WHAT IS NEEDED: Leave out the pictures and copy the remaining records exactly.

------------------------------------

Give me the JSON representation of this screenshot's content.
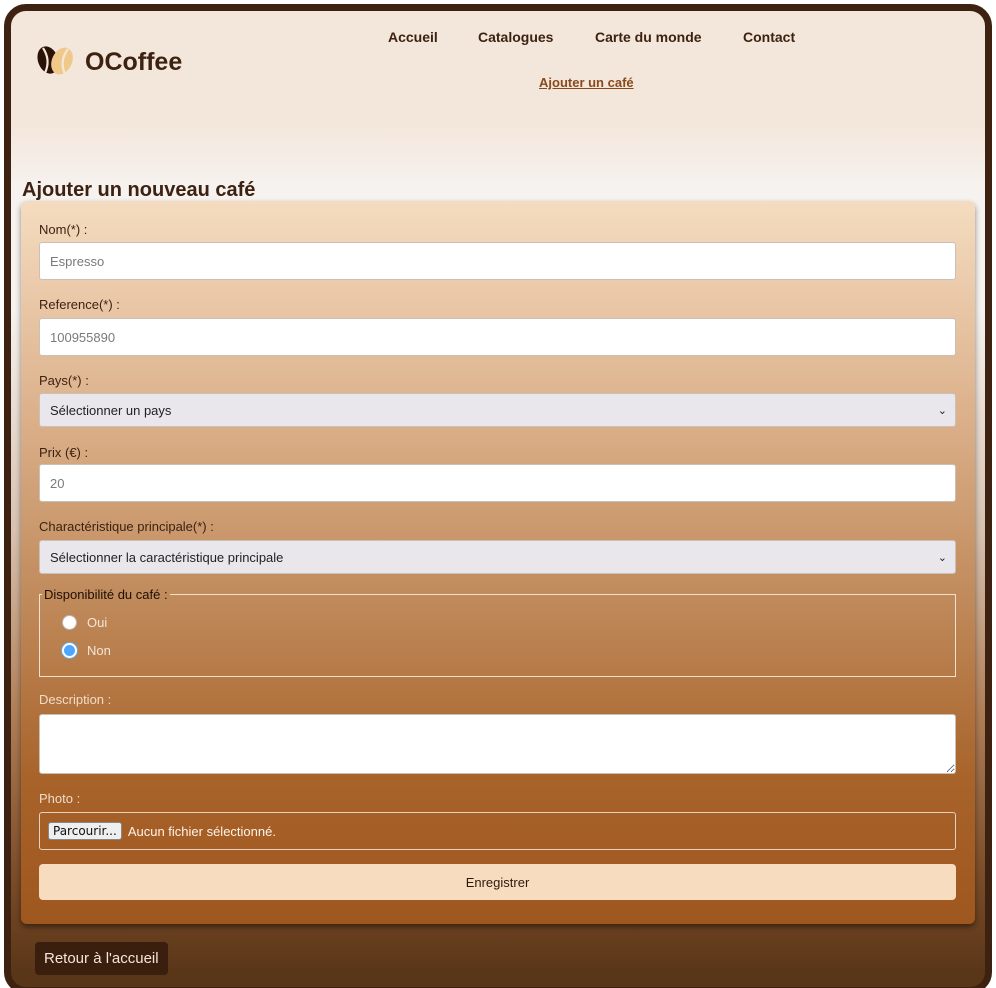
{
  "header": {
    "logo_text": "OCoffee",
    "nav": [
      "Accueil",
      "Catalogues",
      "Carte du monde",
      "Contact"
    ],
    "active_link": "Ajouter un café"
  },
  "page": {
    "title": "Ajouter un nouveau café"
  },
  "form": {
    "name": {
      "label": "Nom(*) :",
      "placeholder": "Espresso"
    },
    "reference": {
      "label": "Reference(*) :",
      "placeholder": "100955890"
    },
    "country": {
      "label": "Pays(*) :",
      "selected": "Sélectionner un pays"
    },
    "price": {
      "label": "Prix (€) :",
      "placeholder": "20"
    },
    "characteristic": {
      "label": "Charactéristique principale(*) :",
      "selected": "Sélectionner la caractéristique principale"
    },
    "availability": {
      "legend": "Disponibilité du café :",
      "options": [
        "Oui",
        "Non"
      ],
      "selected": "Non"
    },
    "description": {
      "label": "Description :"
    },
    "photo": {
      "label": "Photo :",
      "button": "Parcourir...",
      "status": "Aucun fichier sélectionné."
    },
    "submit_label": "Enregistrer"
  },
  "footer": {
    "back_label": "Retour à l'accueil"
  },
  "colors": {
    "brand_dark": "#3d2212",
    "link_active": "#8a4a1c",
    "button_light": "#f8dcc0"
  }
}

------------------------------------

RESULT BELOW:
Give me the JSON representation of this screenshot's content.
{
  "header": {
    "logo_text": "OCoffee",
    "nav": [
      "Accueil",
      "Catalogues",
      "Carte du monde",
      "Contact"
    ],
    "active_link": "Ajouter un café"
  },
  "page": {
    "title": "Ajouter un nouveau café"
  },
  "form": {
    "name": {
      "label": "Nom(*) :",
      "placeholder": "Espresso"
    },
    "reference": {
      "label": "Reference(*) :",
      "placeholder": "100955890"
    },
    "country": {
      "label": "Pays(*) :",
      "selected": "Sélectionner un pays"
    },
    "price": {
      "label": "Prix (€) :",
      "placeholder": "20"
    },
    "characteristic": {
      "label": "Charactéristique principale(*) :",
      "selected": "Sélectionner la caractéristique principale"
    },
    "availability": {
      "legend": "Disponibilité du café :",
      "options": [
        "Oui",
        "Non"
      ],
      "selected": "Non"
    },
    "description": {
      "label": "Description :"
    },
    "photo": {
      "label": "Photo :",
      "button": "Parcourir...",
      "status": "Aucun fichier sélectionné."
    },
    "submit_label": "Enregistrer"
  },
  "footer": {
    "back_label": "Retour à l'accueil"
  },
  "colors": {
    "brand_dark": "#3d2212",
    "link_active": "#8a4a1c",
    "button_light": "#f8dcc0"
  }
}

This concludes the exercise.